• **Stated exercise**
Skip the images and return the records below exactly.

------------------------------------------------

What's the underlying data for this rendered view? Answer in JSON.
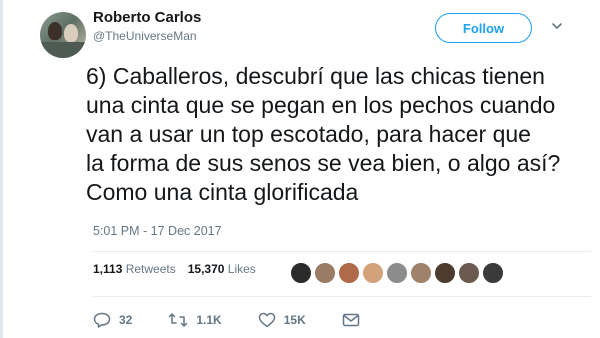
{
  "author": {
    "name": "Roberto Carlos",
    "handle": "@TheUniverseMan"
  },
  "follow_label": "Follow",
  "tweet_lines": [
    "6) Caballeros, descubrí que las chicas tienen",
    "una cinta que se pegan en los pechos cuando",
    "van a usar un top escotado, para hacer que",
    "la forma de sus senos se vea bien, o algo así?",
    "Como una cinta glorificada"
  ],
  "timestamp": "5:01 PM - 17 Dec 2017",
  "stats": {
    "retweets_count": "1,113",
    "retweets_label": "Retweets",
    "likes_count": "15,370",
    "likes_label": "Likes"
  },
  "liker_avatar_colors": [
    "#2b2b2b",
    "#9a7b63",
    "#b06a4a",
    "#d4a27a",
    "#8c8c8c",
    "#a0826a",
    "#4d3b30",
    "#6b5a4f",
    "#3a3a3a"
  ],
  "actions": {
    "replies": "32",
    "retweets": "1.1K",
    "likes": "15K"
  },
  "colors": {
    "accent": "#1da1f2",
    "secondary_text": "#657786",
    "text": "#14171a"
  }
}
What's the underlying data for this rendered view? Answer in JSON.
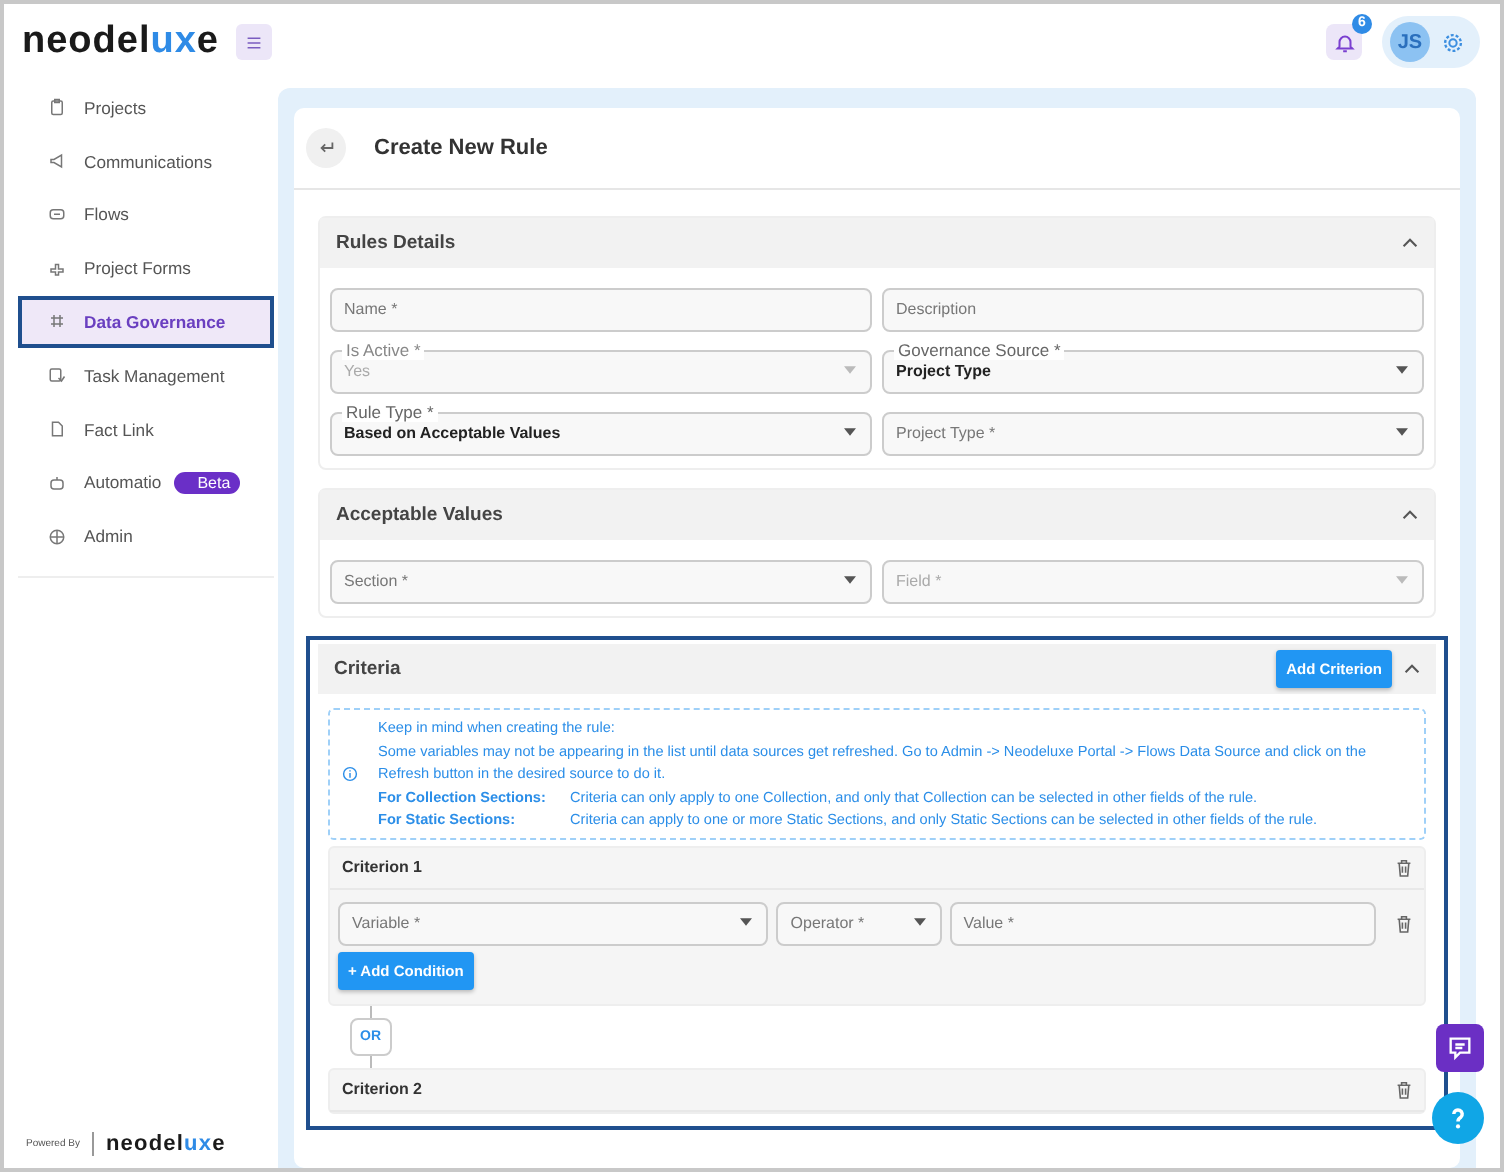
{
  "header": {
    "logo": [
      {
        "text": "neodel",
        "accent": false
      },
      {
        "text": "ux",
        "accent": true
      },
      {
        "text": "e",
        "accent": false
      }
    ],
    "notification_count": "6",
    "avatar_initials": "JS"
  },
  "sidebar": {
    "items": [
      {
        "label": "Projects",
        "selected": false
      },
      {
        "label": "Communications",
        "selected": false
      },
      {
        "label": "Flows",
        "selected": false
      },
      {
        "label": "Project Forms",
        "selected": false
      },
      {
        "label": "Data Governance",
        "selected": true
      },
      {
        "label": "Task Management",
        "selected": false
      },
      {
        "label": "Fact Link",
        "selected": false
      },
      {
        "label": "Automatio",
        "selected": false,
        "badge": "Beta"
      },
      {
        "label": "Admin",
        "selected": false
      }
    ],
    "footer": {
      "powered_by": "Powered By",
      "logo": [
        {
          "text": "neodel",
          "accent": false
        },
        {
          "text": "ux",
          "accent": true
        },
        {
          "text": "e",
          "accent": false
        }
      ]
    }
  },
  "page": {
    "title": "Create New Rule",
    "sections": [
      {
        "kind": "fields",
        "title": "Rules Details",
        "expanded": true,
        "highlighted": false,
        "rows": [
          [
            {
              "kind": "text",
              "label": "Name *",
              "disabled": false
            },
            {
              "kind": "text",
              "label": "Description",
              "disabled": false
            }
          ],
          [
            {
              "kind": "select",
              "label": "Is Active *",
              "value": "Yes",
              "disabled": true
            },
            {
              "kind": "select",
              "label": "Governance Source *",
              "value": "Project Type",
              "disabled": false
            }
          ],
          [
            {
              "kind": "select",
              "label": "Rule Type *",
              "value": "Based on Acceptable Values",
              "disabled": false
            },
            {
              "kind": "select",
              "label": "Project Type *",
              "disabled": false
            }
          ]
        ]
      },
      {
        "kind": "fields",
        "title": "Acceptable Values",
        "expanded": true,
        "highlighted": false,
        "rows": [
          [
            {
              "kind": "select",
              "label": "Section *",
              "disabled": false
            },
            {
              "kind": "select",
              "label": "Field *",
              "disabled": true
            }
          ]
        ]
      },
      {
        "kind": "criteria",
        "title": "Criteria",
        "expanded": true,
        "highlighted": true,
        "button": "Add Criterion",
        "info": {
          "heading": "Keep in mind when creating the rule:",
          "text": "Some variables may not be appearing in the list until data sources get refreshed. Go to Admin -> Neodeluxe Portal -> Flows Data Source and click on the Refresh button in the desired source to do it.",
          "notes": [
            {
              "term": "For Collection Sections:",
              "text": "Criteria can only apply to one Collection, and only that Collection can be selected in other fields of the rule."
            },
            {
              "term": "For Static Sections:",
              "text": "Criteria can apply to one or more Static Sections, and only Static Sections can be selected in other fields of the rule."
            }
          ]
        },
        "criteria": [
          {
            "title": "Criterion 1",
            "conditions": [
              {
                "variable": "Variable *",
                "operator": "Operator *",
                "value_placeholder": "Value *"
              }
            ],
            "add_button": "+ Add Condition"
          },
          {
            "title": "Criterion 2"
          }
        ],
        "joiner": "OR"
      }
    ]
  }
}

------------------------------------------------

• **Answer below**
What's the underlying data for this rendered view? Answer in JSON.
{
  "author": {
    "name": "Roberto Carlos",
    "handle": "@TheUniverseMan"
  },
  "follow_label": "Follow",
  "tweet_lines": [
    "6) Caballeros, descubrí que las chicas tienen",
    "una cinta que se pegan en los pechos cuando",
    "van a usar un top escotado, para hacer que",
    "la forma de sus senos se vea bien, o algo así?",
    "Como una cinta glorificada"
  ],
  "timestamp": "5:01 PM - 17 Dec 2017",
  "stats": {
    "retweets_count": "1,113",
    "retweets_label": "Retweets",
    "likes_count": "15,370",
    "likes_label": "Likes"
  },
  "liker_avatar_colors": [
    "#2b2b2b",
    "#9a7b63",
    "#b06a4a",
    "#d4a27a",
    "#8c8c8c",
    "#a0826a",
    "#4d3b30",
    "#6b5a4f",
    "#3a3a3a"
  ],
  "actions": {
    "replies": "32",
    "retweets": "1.1K",
    "likes": "15K"
  },
  "colors": {
    "accent": "#1da1f2",
    "secondary_text": "#657786",
    "text": "#14171a"
  }
}
What's the underlying data for this rendered view? Answer in JSON.
{
  "header": {
    "logo": [
      {
        "text": "neodel",
        "accent": false
      },
      {
        "text": "ux",
        "accent": true
      },
      {
        "text": "e",
        "accent": false
      }
    ],
    "notification_count": "6",
    "avatar_initials": "JS"
  },
  "sidebar": {
    "items": [
      {
        "label": "Projects",
        "selected": false
      },
      {
        "label": "Communications",
        "selected": false
      },
      {
        "label": "Flows",
        "selected": false
      },
      {
        "label": "Project Forms",
        "selected": false
      },
      {
        "label": "Data Governance",
        "selected": true
      },
      {
        "label": "Task Management",
        "selected": false
      },
      {
        "label": "Fact Link",
        "selected": false
      },
      {
        "label": "Automatio",
        "selected": false,
        "badge": "Beta"
      },
      {
        "label": "Admin",
        "selected": false
      }
    ],
    "footer": {
      "powered_by": "Powered By",
      "logo": [
        {
          "text": "neodel",
          "accent": false
        },
        {
          "text": "ux",
          "accent": true
        },
        {
          "text": "e",
          "accent": false
        }
      ]
    }
  },
  "page": {
    "title": "Create New Rule",
    "sections": [
      {
        "kind": "fields",
        "title": "Rules Details",
        "expanded": true,
        "highlighted": false,
        "rows": [
          [
            {
              "kind": "text",
              "label": "Name *",
              "disabled": false
            },
            {
              "kind": "text",
              "label": "Description",
              "disabled": false
            }
          ],
          [
            {
              "kind": "select",
              "label": "Is Active *",
              "value": "Yes",
              "disabled": true
            },
            {
              "kind": "select",
              "label": "Governance Source *",
              "value": "Project Type",
              "disabled": false
            }
          ],
          [
            {
              "kind": "select",
              "label": "Rule Type *",
              "value": "Based on Acceptable Values",
              "disabled": false
            },
            {
              "kind": "select",
              "label": "Project Type *",
              "disabled": false
            }
          ]
        ]
      },
      {
        "kind": "fields",
        "title": "Acceptable Values",
        "expanded": true,
        "highlighted": false,
        "rows": [
          [
            {
              "kind": "select",
              "label": "Section *",
              "disabled": false
            },
            {
              "kind": "select",
              "label": "Field *",
              "disabled": true
            }
          ]
        ]
      },
      {
        "kind": "criteria",
        "title": "Criteria",
        "expanded": true,
        "highlighted": true,
        "button": "Add Criterion",
        "info": {
          "heading": "Keep in mind when creating the rule:",
          "text": "Some variables may not be appearing in the list until data sources get refreshed. Go to Admin -> Neodeluxe Portal -> Flows Data Source and click on the Refresh button in the desired source to do it.",
          "notes": [
            {
              "term": "For Collection Sections:",
              "text": "Criteria can only apply to one Collection, and only that Collection can be selected in other fields of the rule."
            },
            {
              "term": "For Static Sections:",
              "text": "Criteria can apply to one or more Static Sections, and only Static Sections can be selected in other fields of the rule."
            }
          ]
        },
        "criteria": [
          {
            "title": "Criterion 1",
            "conditions": [
              {
                "variable": "Variable *",
                "operator": "Operator *",
                "value_placeholder": "Value *"
              }
            ],
            "add_button": "+ Add Condition"
          },
          {
            "title": "Criterion 2"
          }
        ],
        "joiner": "OR"
      }
    ]
  }
}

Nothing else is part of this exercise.